-- Given instruction --
Only the number is needed: how many lines of the records include "Voltage"?
start
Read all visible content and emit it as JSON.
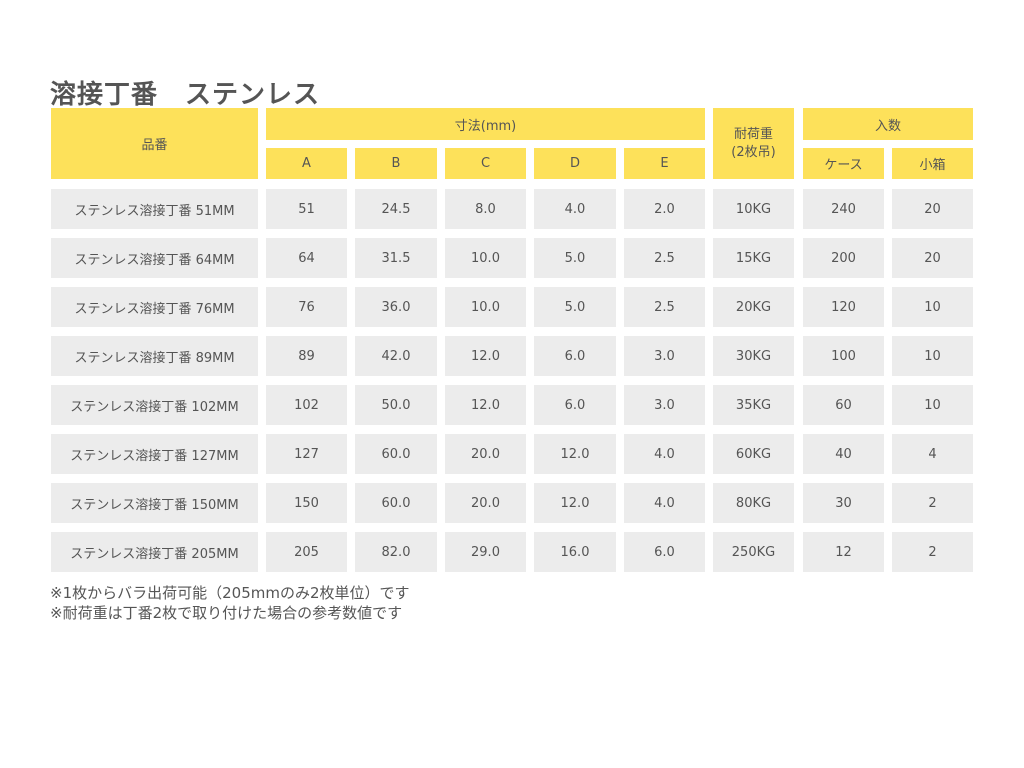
{
  "title": "溶接丁番　ステンレス",
  "headers": {
    "part_no": "品番",
    "dimensions": "寸法(mm)",
    "dims": [
      "A",
      "B",
      "C",
      "D",
      "E"
    ],
    "load": "耐荷重\n(2枚吊)",
    "quantity": "入数",
    "qty": [
      "ケース",
      "小箱"
    ]
  },
  "rows": [
    [
      "ステンレス溶接丁番 51MM",
      "51",
      "24.5",
      "8.0",
      "4.0",
      "2.0",
      "10KG",
      "240",
      "20"
    ],
    [
      "ステンレス溶接丁番 64MM",
      "64",
      "31.5",
      "10.0",
      "5.0",
      "2.5",
      "15KG",
      "200",
      "20"
    ],
    [
      "ステンレス溶接丁番 76MM",
      "76",
      "36.0",
      "10.0",
      "5.0",
      "2.5",
      "20KG",
      "120",
      "10"
    ],
    [
      "ステンレス溶接丁番 89MM",
      "89",
      "42.0",
      "12.0",
      "6.0",
      "3.0",
      "30KG",
      "100",
      "10"
    ],
    [
      "ステンレス溶接丁番 102MM",
      "102",
      "50.0",
      "12.0",
      "6.0",
      "3.0",
      "35KG",
      "60",
      "10"
    ],
    [
      "ステンレス溶接丁番 127MM",
      "127",
      "60.0",
      "20.0",
      "12.0",
      "4.0",
      "60KG",
      "40",
      "4"
    ],
    [
      "ステンレス溶接丁番 150MM",
      "150",
      "60.0",
      "20.0",
      "12.0",
      "4.0",
      "80KG",
      "30",
      "2"
    ],
    [
      "ステンレス溶接丁番 205MM",
      "205",
      "82.0",
      "29.0",
      "16.0",
      "6.0",
      "250KG",
      "12",
      "2"
    ]
  ],
  "notes": [
    "※1枚からバラ出荷可能（205mmのみ2枚単位）です",
    "※耐荷重は丁番2枚で取り付けた場合の参考数値です"
  ],
  "colors": {
    "header": "#fde15a",
    "row": "#ececec",
    "text": "#555555"
  }
}
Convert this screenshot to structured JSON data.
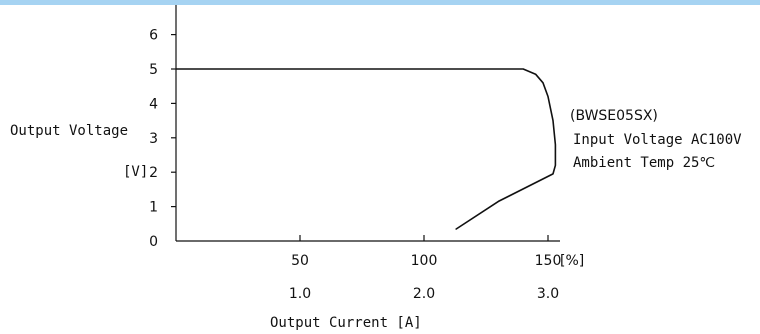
{
  "chart_data": {
    "type": "line",
    "title": "",
    "xlabel": "Output Current [A]",
    "ylabel_line1": "Output Voltage",
    "ylabel_line2": "[V]",
    "x_unit_label": "[%]",
    "xlim": [
      0,
      155
    ],
    "ylim": [
      0,
      6.5
    ],
    "x_ticks_percent": [
      "50",
      "100",
      "150"
    ],
    "x_ticks_amps": [
      "1.0",
      "2.0",
      "3.0"
    ],
    "y_ticks": [
      "0",
      "1",
      "2",
      "3",
      "4",
      "5",
      "6"
    ],
    "grid": false,
    "series": [
      {
        "name": "",
        "x": [
          0,
          140,
          145,
          148,
          150,
          152,
          153,
          153,
          152,
          130,
          113
        ],
        "y": [
          5,
          5,
          4.85,
          4.6,
          4.2,
          3.5,
          2.8,
          2.2,
          1.95,
          1.15,
          0.35
        ]
      }
    ],
    "annotations": [
      "(BWSE05SX)",
      "Input Voltage AC100V",
      "Ambient Temp  25℃"
    ],
    "colors": {
      "line": "#111111",
      "top_bar": "#a6d3f2"
    }
  }
}
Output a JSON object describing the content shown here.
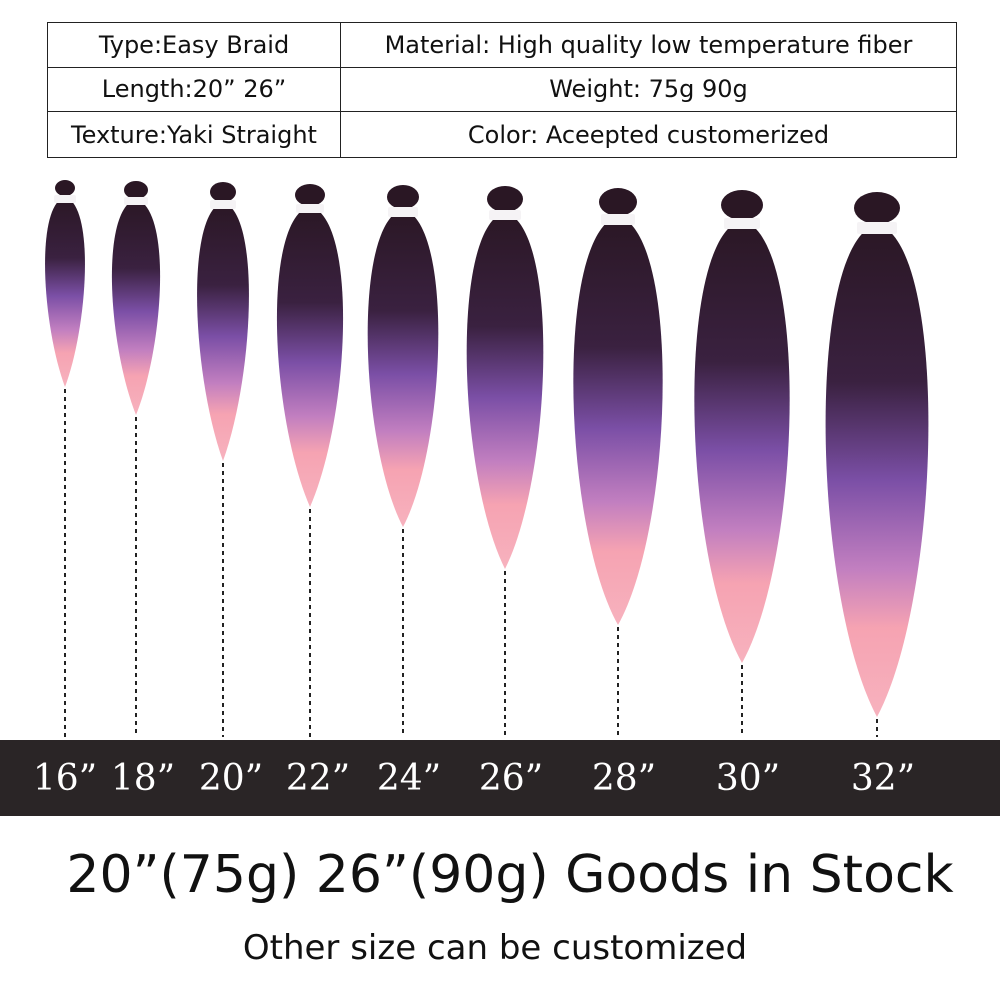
{
  "specs": {
    "type": "Type:Easy Braid",
    "material": "Material: High quality low temperature fiber",
    "length": "Length:20” 26”",
    "weight": "Weight: 75g 90g",
    "texture": "Texture:Yaki Straight",
    "color": "Color: Aceepted customerized"
  },
  "lengths": [
    "16”",
    "18”",
    "20”",
    "22”",
    "24”",
    "26”",
    "28”",
    "30”",
    "32”"
  ],
  "stock_text": "20”(75g) 26”(90g) Goods in Stock",
  "custom_text": "Other size can be customized",
  "colors": {
    "root": "#2a1724",
    "mid": "#7b4fa6",
    "tip": "#f6a3b2",
    "bar": "#2a2526",
    "text": "#111111"
  }
}
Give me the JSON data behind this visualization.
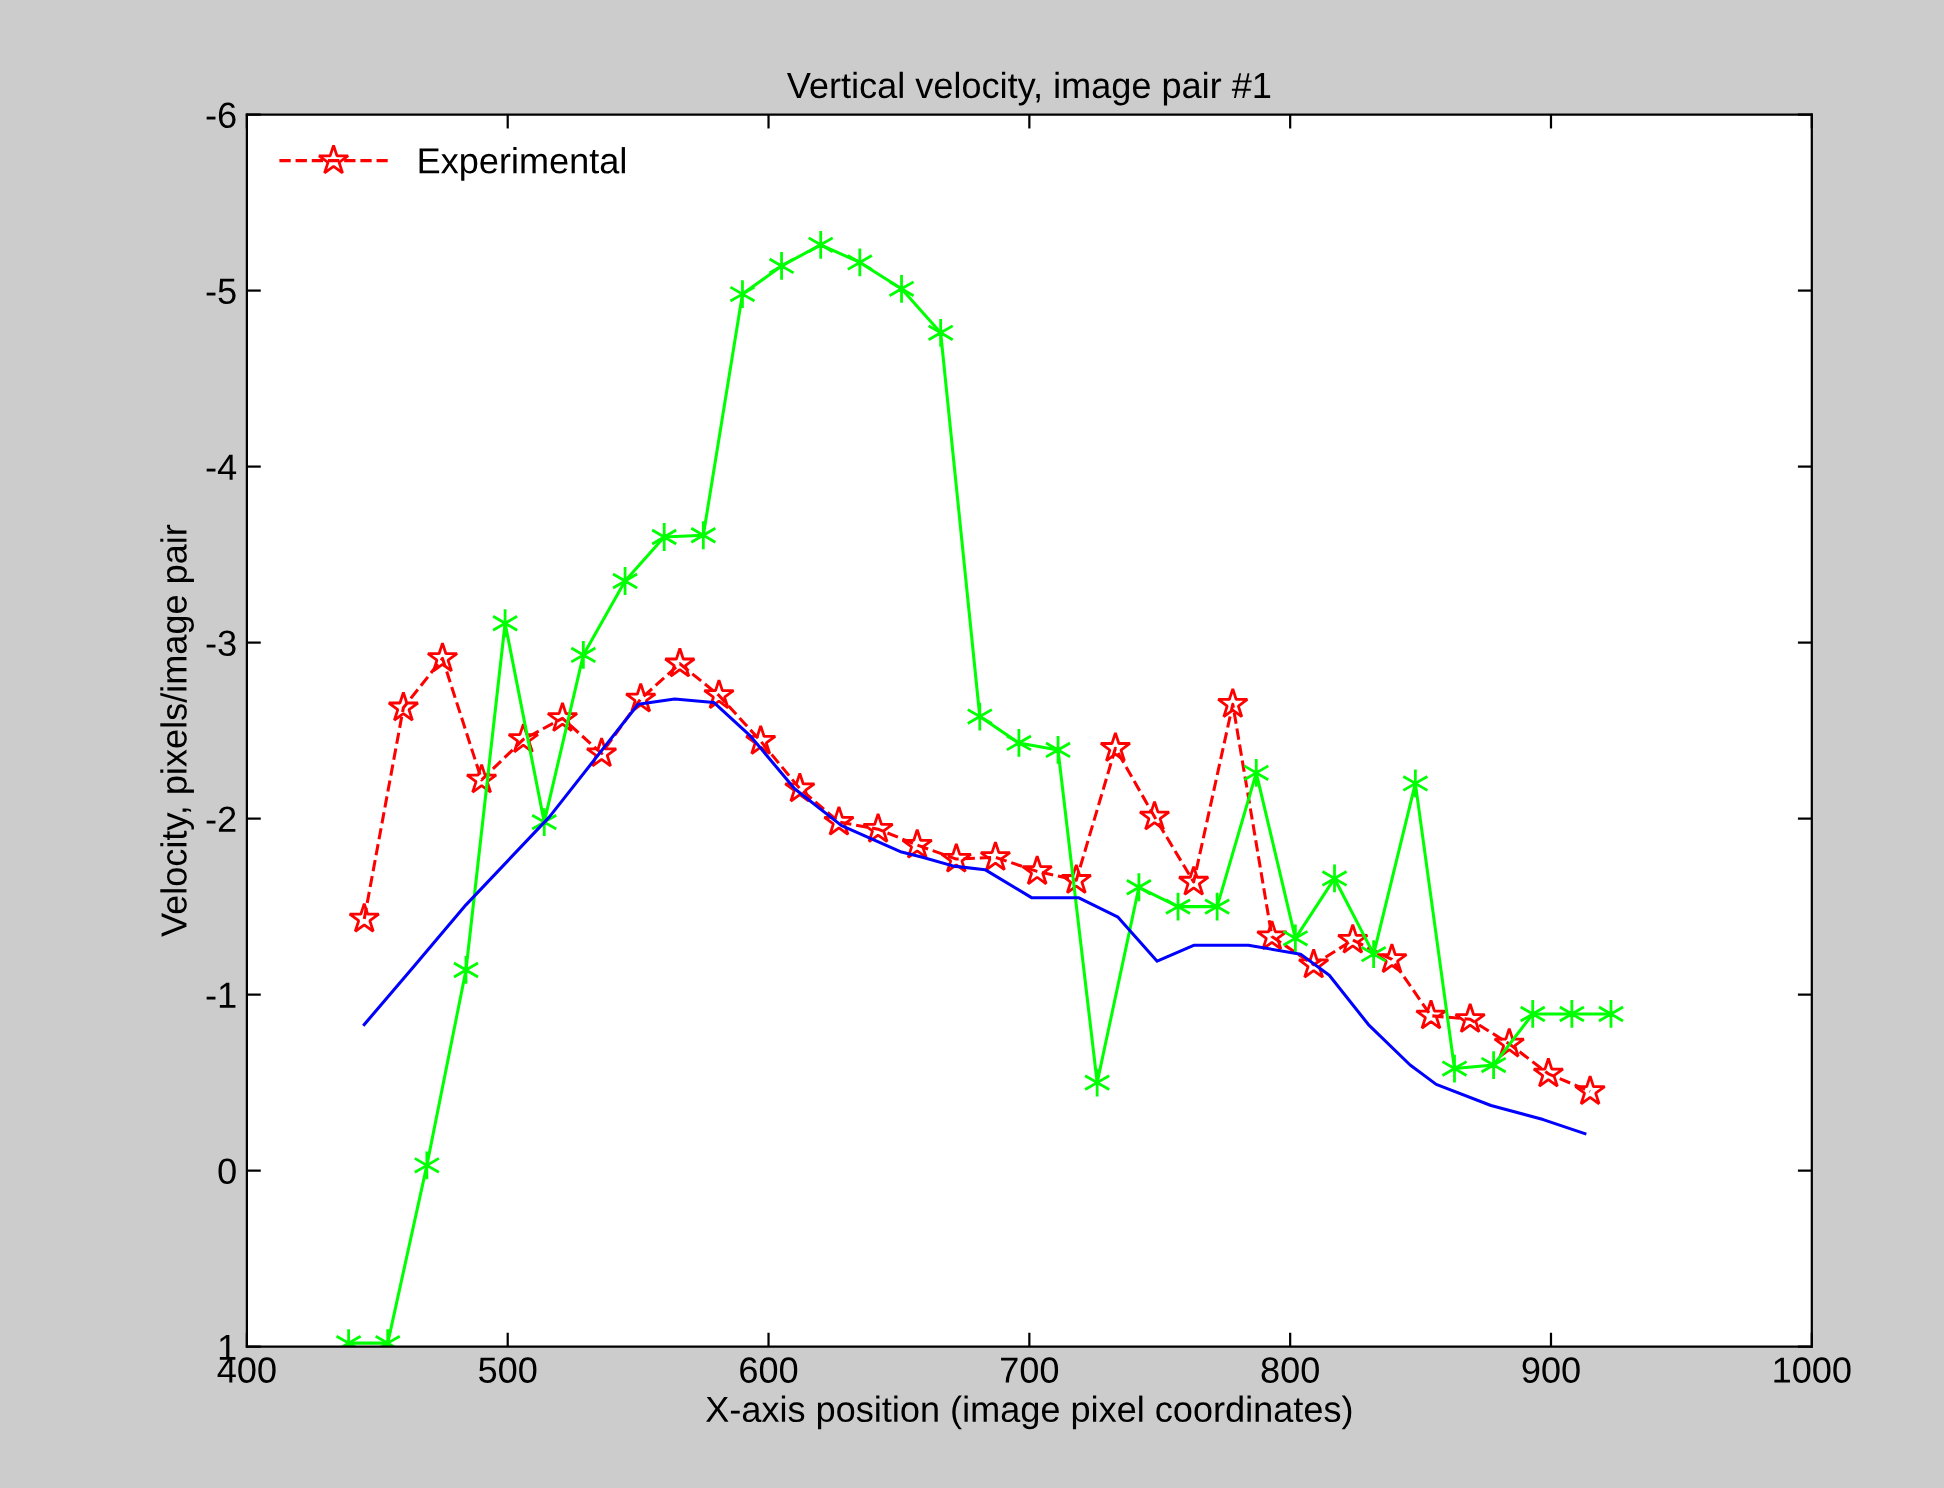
{
  "chart_data": {
    "type": "line",
    "title": "Vertical velocity, image pair #1",
    "xlabel": "X-axis position (image pixel coordinates)",
    "ylabel": "Velocity, pixels/image pair",
    "xlim": [
      400,
      1000
    ],
    "xticks": [
      400,
      500,
      600,
      700,
      800,
      900,
      1000
    ],
    "ylim": [
      1,
      -6
    ],
    "yticks": [
      -6,
      -5,
      -4,
      -3,
      -2,
      -1,
      0,
      1
    ],
    "grid": false,
    "legend": "top left",
    "series": [
      {
        "name": "Experimental",
        "color": "#ff0000",
        "marker": "star",
        "line_style": "dashed",
        "x": [
          445,
          460,
          475,
          490,
          506,
          521,
          536,
          551,
          566,
          581,
          597,
          612,
          627,
          642,
          657,
          672,
          687,
          703,
          718,
          733,
          748,
          763,
          778,
          793,
          809,
          824,
          839,
          854,
          869,
          884,
          899,
          915
        ],
        "values": [
          -1.43,
          -2.63,
          -2.91,
          -2.22,
          -2.45,
          -2.57,
          -2.37,
          -2.68,
          -2.88,
          -2.7,
          -2.44,
          -2.17,
          -1.98,
          -1.94,
          -1.85,
          -1.77,
          -1.78,
          -1.7,
          -1.65,
          -2.4,
          -2.01,
          -1.64,
          -2.65,
          -1.33,
          -1.17,
          -1.31,
          -1.2,
          -0.88,
          -0.86,
          -0.72,
          -0.55,
          -0.45
        ]
      },
      {
        "color": "#00ff00",
        "marker": "cross",
        "line_style": "solid",
        "x": [
          439,
          454,
          469,
          484,
          499,
          514,
          529,
          545,
          560,
          575,
          590,
          605,
          620,
          635,
          651,
          666,
          681,
          696,
          711,
          726,
          742,
          757,
          772,
          787,
          802,
          817,
          832,
          848,
          863,
          878,
          893,
          908,
          923
        ],
        "values": [
          0.98,
          0.98,
          -0.03,
          -1.14,
          -3.11,
          -1.98,
          -2.93,
          -3.35,
          -3.6,
          -3.61,
          -4.98,
          -5.14,
          -5.26,
          -5.16,
          -5.01,
          -4.76,
          -2.58,
          -2.43,
          -2.39,
          -0.5,
          -1.61,
          -1.5,
          -1.5,
          -2.26,
          -1.32,
          -1.66,
          -1.23,
          -2.2,
          -0.58,
          -0.6,
          -0.89,
          -0.89,
          -0.89
        ]
      },
      {
        "color": "#0000ff",
        "marker": "none",
        "line_style": "solid",
        "x": [
          445,
          464,
          484,
          516,
          550,
          564,
          579,
          593,
          610,
          628,
          651,
          659,
          671,
          683,
          701,
          719,
          734,
          749,
          763,
          784,
          804,
          815,
          830,
          846,
          856,
          877,
          897,
          913
        ],
        "values": [
          -0.83,
          -1.16,
          -1.51,
          -2.01,
          -2.65,
          -2.68,
          -2.66,
          -2.47,
          -2.17,
          -1.96,
          -1.81,
          -1.78,
          -1.73,
          -1.71,
          -1.55,
          -1.55,
          -1.44,
          -1.19,
          -1.28,
          -1.28,
          -1.23,
          -1.11,
          -0.83,
          -0.6,
          -0.49,
          -0.37,
          -0.29,
          -0.21
        ]
      }
    ]
  }
}
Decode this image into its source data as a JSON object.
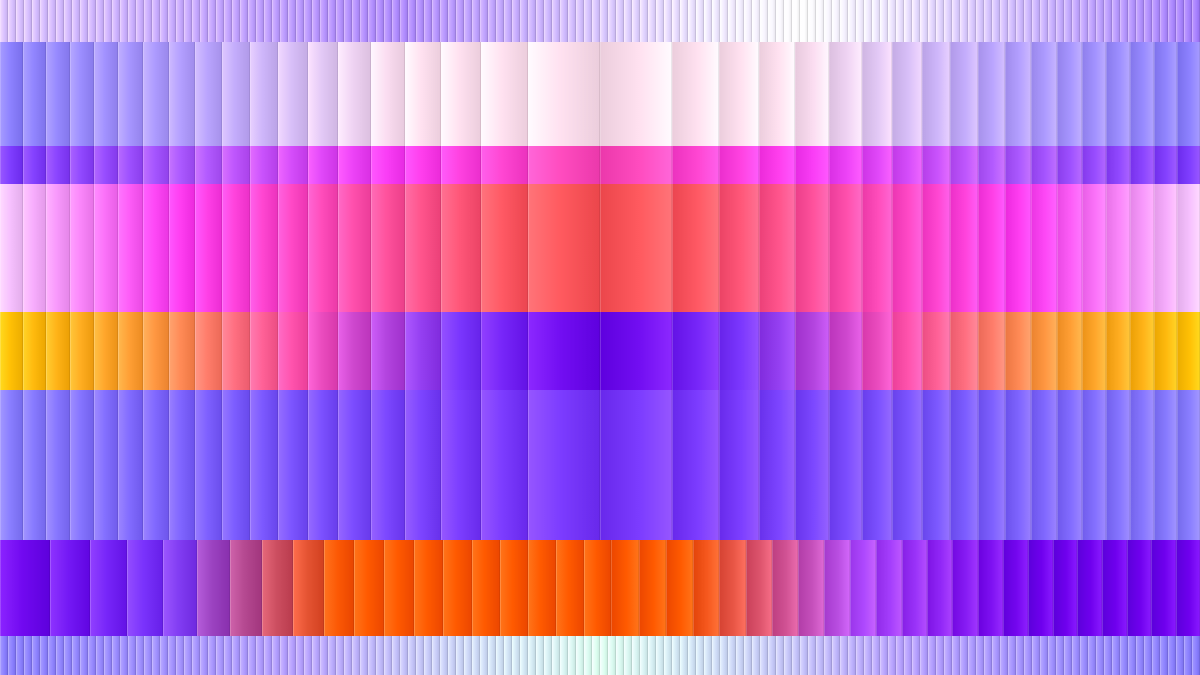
end
-- Final result --
2